• **Task item**
Write out the data again exactly, skipping every picture.

• **Document page transcription items**
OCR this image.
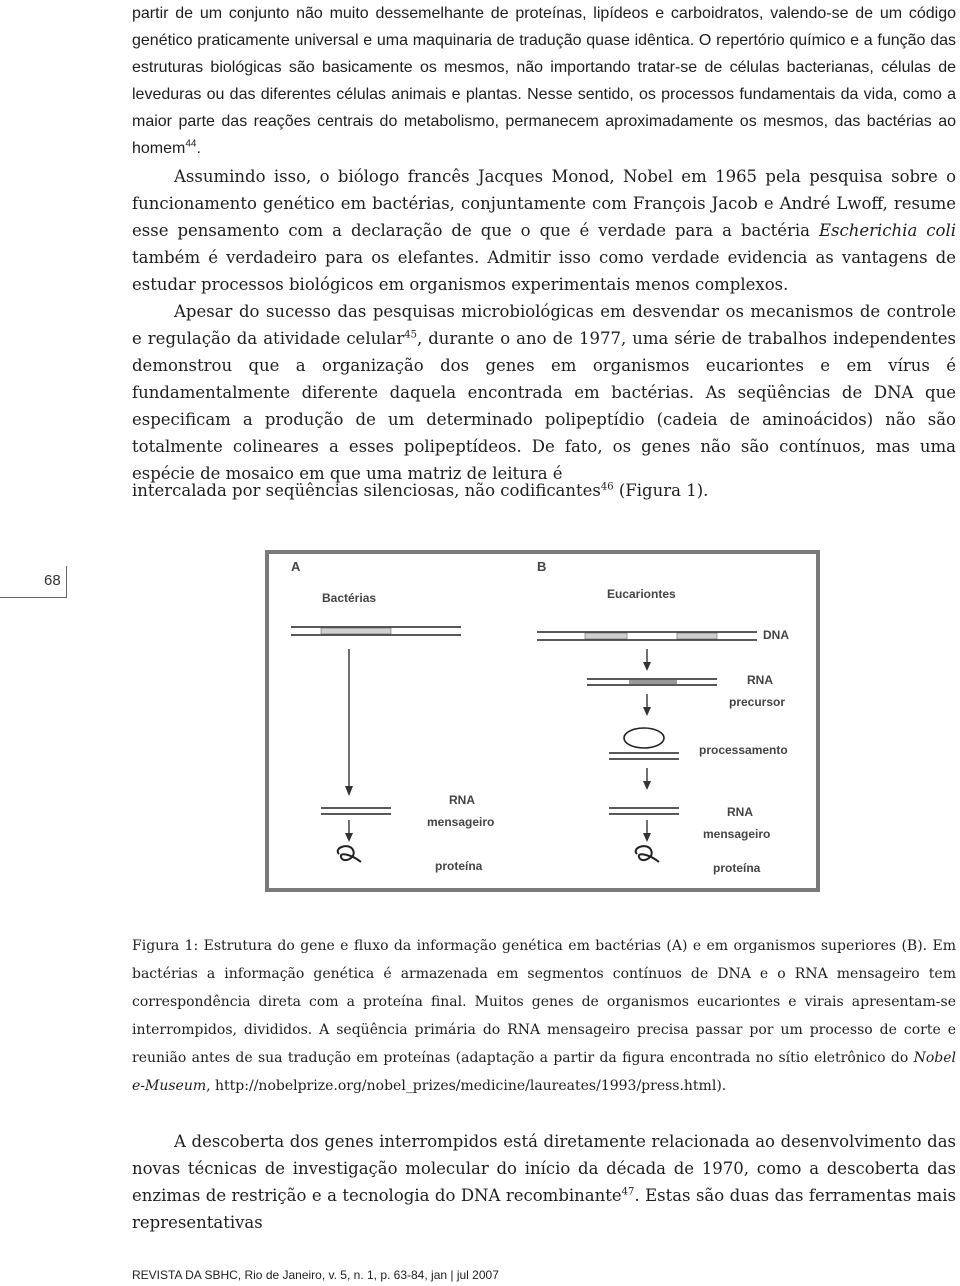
partir de um conjunto não muito dessemelhante de proteínas, lipídeos e carboidratos, valendo-se de um código genético praticamente universal e uma maquinaria de tradução quase idêntica. O repertório químico e a função das estruturas biológicas são basicamente os mesmos, não importando tratar-se de células bacterianas, células de leveduras ou das diferentes células animais e plantas. Nesse sentido, os processos fundamentais da vida, como a maior parte das reações centrais do metabolismo, permanecem aproximadamente os mesmos, das bactérias ao homem$^{44}$.

Assumindo isso, o biólogo francês Jacques Monod, Nobel em 1965 pela pesquisa sobre o funcionamento genético em bactérias, conjuntamente com François Jacob e André Lwoff, resume esse pensamento com a declaração de que o que é verdade para a bactéria Escherichia coli também é verdadeiro para os elefantes. Admitir isso como verdade evidencia as vantagens de estudar processos biológicos em organismos experimentais menos complexos.

Apesar do sucesso das pesquisas microbiológicas em desvendar os mecanismos de controle e regulação da atividade celular$^{45}$, durante o ano de 1977, uma série de trabalhos independentes demonstrou que a organização dos genes em organismos eucariontes e em vírus é fundamentalmente diferente daquela encontrada em bactérias. As seqüências de DNA que especificam a produção de um determinado polipeptídio (cadeia de aminoácidos) não são totalmente colineares a esses polipeptídeos. De fato, os genes não são contínuos, mas uma espécie de mosaico em que uma matriz de leitura é

intercalada por seqüências silenciosas, não codificantes$^{46}$ (Figura 1).

68
A	B
Bactérias	Eucariontes
RNA
mensageiro
proteína
DNA
RNA
precursor
processamento
RNA
mensageiro
proteína

Figura 1: Estrutura do gene e fluxo da informação genética em bactérias (A) e em organismos superiores (B). Em bactérias a informação genética é armazenada em segmentos contínuos de DNA e o RNA mensageiro tem correspondência direta com a proteína final. Muitos genes de organismos eucariontes e virais apresentam-se interrompidos, divididos. A seqüência primária do RNA mensageiro precisa passar por um processo de corte e reunião antes de sua tradução em proteínas (adaptação a partir da figura encontrada no sítio eletrônico do Nobel e-Museum, http://nobelprize.org/nobel_prizes/medicine/laureates/1993/press.html).

A descoberta dos genes interrompidos está diretamente relacionada ao desenvolvimento das novas técnicas de investigação molecular do início da década de 1970, como a descoberta das enzimas de restrição e a tecnologia do DNA recombinante$^{47}$. Estas são duas das ferramentas mais representativas

REVISTA DA SBHC, Rio de Janeiro, v. 5, n. 1, p. 63-84, jan | jul 2007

• **Exercise output**
OCR this image.
partir de um conjunto não muito dessemelhante de proteínas, lipídeos e carboidratos, valendo-se de um código genético praticamente universal e uma maquinaria de tradução quase idêntica. O repertório químico e a função das estruturas biológicas são basicamente os mesmos, não importando tratar-se de células bacterianas, células de leveduras ou das diferentes células animais e plantas. Nesse sentido, os processos fundamentais da vida, como a maior parte das reações centrais do metabolismo, permanecem aproximadamente os mesmos, das bactérias ao homem$^{44}$.

Assumindo isso, o biólogo francês Jacques Monod, Nobel em 1965 pela pesquisa sobre o funcionamento genético em bactérias, conjuntamente com François Jacob e André Lwoff, resume esse pensamento com a declaração de que o que é verdade para a bactéria Escherichia coli também é verdadeiro para os elefantes. Admitir isso como verdade evidencia as vantagens de estudar processos biológicos em organismos experimentais menos complexos.

Apesar do sucesso das pesquisas microbiológicas em desvendar os mecanismos de controle e regulação da atividade celular$^{45}$, durante o ano de 1977, uma série de trabalhos independentes demonstrou que a organização dos genes em organismos eucariontes e em vírus é fundamentalmente diferente daquela encontrada em bactérias. As seqüências de DNA que especificam a produção de um determinado polipeptídio (cadeia de aminoácidos) não são totalmente colineares a esses polipeptídeos. De fato, os genes não são contínuos, mas uma espécie de mosaico em que uma matriz de leitura é

intercalada por seqüências silenciosas, não codificantes$^{46}$ (Figura 1).

68
A	B
Bactérias	Eucariontes
RNA
mensageiro
proteína
DNA
RNA
precursor
processamento
RNA
mensageiro
proteína

Figura 1: Estrutura do gene e fluxo da informação genética em bactérias (A) e em organismos superiores (B). Em bactérias a informação genética é armazenada em segmentos contínuos de DNA e o RNA mensageiro tem correspondência direta com a proteína final. Muitos genes de organismos eucariontes e virais apresentam-se interrompidos, divididos. A seqüência primária do RNA mensageiro precisa passar por um processo de corte e reunião antes de sua tradução em proteínas (adaptação a partir da figura encontrada no sítio eletrônico do Nobel e-Museum, http://nobelprize.org/nobel_prizes/medicine/laureates/1993/press.html).

A descoberta dos genes interrompidos está diretamente relacionada ao desenvolvimento das novas técnicas de investigação molecular do início da década de 1970, como a descoberta das enzimas de restrição e a tecnologia do DNA recombinante$^{47}$. Estas são duas das ferramentas mais representativas

REVISTA DA SBHC, Rio de Janeiro, v. 5, n. 1, p. 63-84, jan | jul 2007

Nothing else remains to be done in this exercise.